Work required:
Look for "your" in the listing below. Gather each line that contains it.

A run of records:
+===+

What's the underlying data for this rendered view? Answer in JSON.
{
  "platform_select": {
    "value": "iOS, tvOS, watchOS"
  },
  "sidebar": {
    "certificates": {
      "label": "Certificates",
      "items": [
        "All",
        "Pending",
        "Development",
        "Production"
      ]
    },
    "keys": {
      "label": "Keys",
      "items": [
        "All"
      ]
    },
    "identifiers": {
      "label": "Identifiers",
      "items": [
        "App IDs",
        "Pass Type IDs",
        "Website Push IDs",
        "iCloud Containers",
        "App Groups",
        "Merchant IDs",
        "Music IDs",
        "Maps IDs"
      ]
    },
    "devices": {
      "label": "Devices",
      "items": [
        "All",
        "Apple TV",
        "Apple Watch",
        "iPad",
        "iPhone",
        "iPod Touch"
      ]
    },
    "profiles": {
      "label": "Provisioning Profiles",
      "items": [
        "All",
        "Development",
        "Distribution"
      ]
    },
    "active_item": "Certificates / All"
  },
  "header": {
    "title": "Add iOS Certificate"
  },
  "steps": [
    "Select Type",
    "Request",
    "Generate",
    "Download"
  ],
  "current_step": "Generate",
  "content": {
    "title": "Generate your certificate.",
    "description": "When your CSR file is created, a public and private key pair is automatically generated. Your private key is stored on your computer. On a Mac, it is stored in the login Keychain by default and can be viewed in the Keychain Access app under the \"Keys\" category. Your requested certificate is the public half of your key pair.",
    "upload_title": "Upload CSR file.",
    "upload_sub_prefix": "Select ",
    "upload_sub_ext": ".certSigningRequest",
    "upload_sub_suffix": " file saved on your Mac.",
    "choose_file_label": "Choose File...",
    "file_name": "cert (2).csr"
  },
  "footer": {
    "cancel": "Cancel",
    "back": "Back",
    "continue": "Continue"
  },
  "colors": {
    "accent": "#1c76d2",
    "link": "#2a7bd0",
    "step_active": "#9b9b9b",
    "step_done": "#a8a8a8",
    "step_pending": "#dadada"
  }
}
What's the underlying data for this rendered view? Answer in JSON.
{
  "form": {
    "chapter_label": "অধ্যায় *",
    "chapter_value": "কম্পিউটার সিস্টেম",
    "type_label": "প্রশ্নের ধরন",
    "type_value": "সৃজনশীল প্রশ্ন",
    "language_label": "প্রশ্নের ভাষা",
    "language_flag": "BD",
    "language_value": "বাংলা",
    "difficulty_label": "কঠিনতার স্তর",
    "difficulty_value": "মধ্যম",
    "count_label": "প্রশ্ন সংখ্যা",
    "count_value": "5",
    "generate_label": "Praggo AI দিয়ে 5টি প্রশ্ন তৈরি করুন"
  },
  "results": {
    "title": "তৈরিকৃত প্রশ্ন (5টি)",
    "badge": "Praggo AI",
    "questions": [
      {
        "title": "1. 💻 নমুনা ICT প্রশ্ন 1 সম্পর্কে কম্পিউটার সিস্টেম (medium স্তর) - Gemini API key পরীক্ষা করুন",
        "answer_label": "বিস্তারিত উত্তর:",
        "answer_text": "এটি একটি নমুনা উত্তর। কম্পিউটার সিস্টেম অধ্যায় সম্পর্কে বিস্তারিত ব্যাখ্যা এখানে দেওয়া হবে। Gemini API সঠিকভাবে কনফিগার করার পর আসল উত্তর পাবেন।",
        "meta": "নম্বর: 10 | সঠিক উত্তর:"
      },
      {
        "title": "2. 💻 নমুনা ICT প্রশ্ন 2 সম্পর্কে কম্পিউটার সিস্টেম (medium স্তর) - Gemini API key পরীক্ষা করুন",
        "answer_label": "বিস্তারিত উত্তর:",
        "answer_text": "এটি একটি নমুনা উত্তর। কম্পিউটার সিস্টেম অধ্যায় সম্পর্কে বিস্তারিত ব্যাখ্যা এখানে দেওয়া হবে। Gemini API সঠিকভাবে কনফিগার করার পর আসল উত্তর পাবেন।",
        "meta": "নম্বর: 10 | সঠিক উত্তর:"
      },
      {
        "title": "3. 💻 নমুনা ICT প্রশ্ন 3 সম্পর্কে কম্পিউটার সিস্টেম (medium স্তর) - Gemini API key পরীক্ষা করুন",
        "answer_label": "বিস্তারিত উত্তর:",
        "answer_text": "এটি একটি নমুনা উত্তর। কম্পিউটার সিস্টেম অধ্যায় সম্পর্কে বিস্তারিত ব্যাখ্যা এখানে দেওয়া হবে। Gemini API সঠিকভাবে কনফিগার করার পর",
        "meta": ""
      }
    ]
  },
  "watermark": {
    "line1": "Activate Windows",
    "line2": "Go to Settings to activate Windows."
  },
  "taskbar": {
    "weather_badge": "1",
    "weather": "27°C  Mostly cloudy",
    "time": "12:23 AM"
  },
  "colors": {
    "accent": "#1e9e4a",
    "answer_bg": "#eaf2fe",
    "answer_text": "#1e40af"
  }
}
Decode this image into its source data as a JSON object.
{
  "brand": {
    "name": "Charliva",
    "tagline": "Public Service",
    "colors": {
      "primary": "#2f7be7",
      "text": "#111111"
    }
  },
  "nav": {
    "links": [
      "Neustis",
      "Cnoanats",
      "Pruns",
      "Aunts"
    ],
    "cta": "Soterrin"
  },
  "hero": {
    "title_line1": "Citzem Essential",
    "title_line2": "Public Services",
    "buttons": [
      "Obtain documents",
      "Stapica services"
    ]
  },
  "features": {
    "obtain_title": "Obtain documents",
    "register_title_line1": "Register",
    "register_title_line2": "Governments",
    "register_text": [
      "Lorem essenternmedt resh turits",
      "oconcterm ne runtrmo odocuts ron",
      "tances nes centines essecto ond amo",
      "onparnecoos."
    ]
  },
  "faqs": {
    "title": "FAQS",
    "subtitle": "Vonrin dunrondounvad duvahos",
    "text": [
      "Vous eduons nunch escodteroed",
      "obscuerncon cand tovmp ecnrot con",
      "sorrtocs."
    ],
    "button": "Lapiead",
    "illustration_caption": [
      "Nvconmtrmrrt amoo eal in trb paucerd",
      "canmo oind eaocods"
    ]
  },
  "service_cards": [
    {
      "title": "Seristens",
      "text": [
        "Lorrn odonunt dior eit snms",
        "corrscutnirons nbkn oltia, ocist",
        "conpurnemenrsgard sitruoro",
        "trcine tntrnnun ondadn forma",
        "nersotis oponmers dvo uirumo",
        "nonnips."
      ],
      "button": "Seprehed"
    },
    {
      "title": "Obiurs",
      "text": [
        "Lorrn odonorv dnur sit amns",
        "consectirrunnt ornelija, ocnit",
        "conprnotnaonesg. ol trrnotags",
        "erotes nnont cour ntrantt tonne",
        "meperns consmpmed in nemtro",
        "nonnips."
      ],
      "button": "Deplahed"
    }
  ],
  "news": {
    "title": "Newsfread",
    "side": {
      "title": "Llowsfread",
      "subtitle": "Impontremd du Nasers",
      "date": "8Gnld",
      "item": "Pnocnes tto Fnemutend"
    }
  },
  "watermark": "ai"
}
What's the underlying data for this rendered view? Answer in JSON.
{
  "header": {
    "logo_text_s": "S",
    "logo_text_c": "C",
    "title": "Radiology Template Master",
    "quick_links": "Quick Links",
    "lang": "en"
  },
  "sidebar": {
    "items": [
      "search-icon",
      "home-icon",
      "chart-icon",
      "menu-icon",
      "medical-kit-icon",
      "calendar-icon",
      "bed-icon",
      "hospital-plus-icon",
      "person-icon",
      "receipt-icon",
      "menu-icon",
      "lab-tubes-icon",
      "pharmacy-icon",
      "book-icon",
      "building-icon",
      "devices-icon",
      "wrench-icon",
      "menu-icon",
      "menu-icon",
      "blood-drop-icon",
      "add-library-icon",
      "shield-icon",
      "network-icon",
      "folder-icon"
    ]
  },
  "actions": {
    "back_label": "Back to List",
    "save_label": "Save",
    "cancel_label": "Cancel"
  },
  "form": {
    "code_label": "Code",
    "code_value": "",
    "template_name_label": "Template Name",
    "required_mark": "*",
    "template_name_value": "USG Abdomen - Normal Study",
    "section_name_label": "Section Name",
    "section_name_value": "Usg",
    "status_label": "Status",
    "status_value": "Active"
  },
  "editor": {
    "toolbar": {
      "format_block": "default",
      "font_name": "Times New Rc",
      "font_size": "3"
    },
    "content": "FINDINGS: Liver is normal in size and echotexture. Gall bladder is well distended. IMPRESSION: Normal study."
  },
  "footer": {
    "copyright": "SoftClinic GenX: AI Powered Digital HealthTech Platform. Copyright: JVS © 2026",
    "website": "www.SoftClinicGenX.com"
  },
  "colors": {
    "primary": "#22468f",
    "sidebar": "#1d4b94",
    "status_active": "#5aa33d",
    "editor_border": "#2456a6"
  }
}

+===+

Output below:
    "title": "Generate your certificate.",
    "description": "When your CSR file is created, a public and private key pair is automatically generated. Your private key is stored on your computer. On a Mac, it is stored in the login Keychain by default and can be viewed in the Keychain Access app under the \"Keys\" category. Your requested certificate is the public half of your key pair.",
    "upload_sub_suffix": " file saved on your Mac.",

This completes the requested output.